Dataset records:

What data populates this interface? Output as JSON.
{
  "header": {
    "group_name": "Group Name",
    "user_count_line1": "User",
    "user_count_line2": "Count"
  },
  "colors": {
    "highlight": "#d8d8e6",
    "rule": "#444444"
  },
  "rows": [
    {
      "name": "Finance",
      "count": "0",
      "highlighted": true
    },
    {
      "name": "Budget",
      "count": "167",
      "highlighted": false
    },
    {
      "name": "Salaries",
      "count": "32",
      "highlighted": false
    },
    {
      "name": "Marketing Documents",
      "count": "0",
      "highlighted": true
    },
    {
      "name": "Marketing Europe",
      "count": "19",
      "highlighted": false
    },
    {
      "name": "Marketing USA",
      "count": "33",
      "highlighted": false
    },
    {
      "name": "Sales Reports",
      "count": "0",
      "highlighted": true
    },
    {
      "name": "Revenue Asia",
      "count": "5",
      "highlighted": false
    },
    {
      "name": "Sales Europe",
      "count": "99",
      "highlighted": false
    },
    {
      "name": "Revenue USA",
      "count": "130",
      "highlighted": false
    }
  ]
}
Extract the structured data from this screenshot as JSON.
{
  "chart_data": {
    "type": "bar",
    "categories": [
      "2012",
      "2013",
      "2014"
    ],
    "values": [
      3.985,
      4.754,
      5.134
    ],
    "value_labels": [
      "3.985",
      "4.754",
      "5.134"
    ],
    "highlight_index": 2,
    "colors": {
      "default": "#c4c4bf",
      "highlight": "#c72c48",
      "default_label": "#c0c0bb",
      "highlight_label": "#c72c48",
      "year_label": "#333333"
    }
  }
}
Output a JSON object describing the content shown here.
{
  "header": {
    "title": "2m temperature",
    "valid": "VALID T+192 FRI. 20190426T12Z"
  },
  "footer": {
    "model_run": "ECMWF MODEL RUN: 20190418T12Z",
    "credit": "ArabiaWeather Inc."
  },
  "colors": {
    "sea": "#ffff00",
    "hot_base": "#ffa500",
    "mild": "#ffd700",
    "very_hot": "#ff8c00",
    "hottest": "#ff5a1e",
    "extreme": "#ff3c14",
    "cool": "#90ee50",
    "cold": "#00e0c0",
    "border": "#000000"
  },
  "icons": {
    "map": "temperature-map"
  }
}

> **WHAT YOU NEED TO DO**: Print the whole listing again, exactly.

> **RESPONSE TO THIS TASK**:
What data populates this interface? Output as JSON.
{
  "header": {
    "group_name": "Group Name",
    "user_count_line1": "User",
    "user_count_line2": "Count"
  },
  "colors": {
    "highlight": "#d8d8e6",
    "rule": "#444444"
  },
  "rows": [
    {
      "name": "Finance",
      "count": "0",
      "highlighted": true
    },
    {
      "name": "Budget",
      "count": "167",
      "highlighted": false
    },
    {
      "name": "Salaries",
      "count": "32",
      "highlighted": false
    },
    {
      "name": "Marketing Documents",
      "count": "0",
      "highlighted": true
    },
    {
      "name": "Marketing Europe",
      "count": "19",
      "highlighted": false
    },
    {
      "name": "Marketing USA",
      "count": "33",
      "highlighted": false
    },
    {
      "name": "Sales Reports",
      "count": "0",
      "highlighted": true
    },
    {
      "name": "Revenue Asia",
      "count": "5",
      "highlighted": false
    },
    {
      "name": "Sales Europe",
      "count": "99",
      "highlighted": false
    },
    {
      "name": "Revenue USA",
      "count": "130",
      "highlighted": false
    }
  ]
}
Extract the structured data from this screenshot as JSON.
{
  "chart_data": {
    "type": "bar",
    "categories": [
      "2012",
      "2013",
      "2014"
    ],
    "values": [
      3.985,
      4.754,
      5.134
    ],
    "value_labels": [
      "3.985",
      "4.754",
      "5.134"
    ],
    "highlight_index": 2,
    "colors": {
      "default": "#c4c4bf",
      "highlight": "#c72c48",
      "default_label": "#c0c0bb",
      "highlight_label": "#c72c48",
      "year_label": "#333333"
    }
  }
}
Output a JSON object describing the content shown here.
{
  "header": {
    "title": "2m temperature",
    "valid": "VALID T+192 FRI. 20190426T12Z"
  },
  "footer": {
    "model_run": "ECMWF MODEL RUN: 20190418T12Z",
    "credit": "ArabiaWeather Inc."
  },
  "colors": {
    "sea": "#ffff00",
    "hot_base": "#ffa500",
    "mild": "#ffd700",
    "very_hot": "#ff8c00",
    "hottest": "#ff5a1e",
    "extreme": "#ff3c14",
    "cool": "#90ee50",
    "cold": "#00e0c0",
    "border": "#000000"
  },
  "icons": {
    "map": "temperature-map"
  }
}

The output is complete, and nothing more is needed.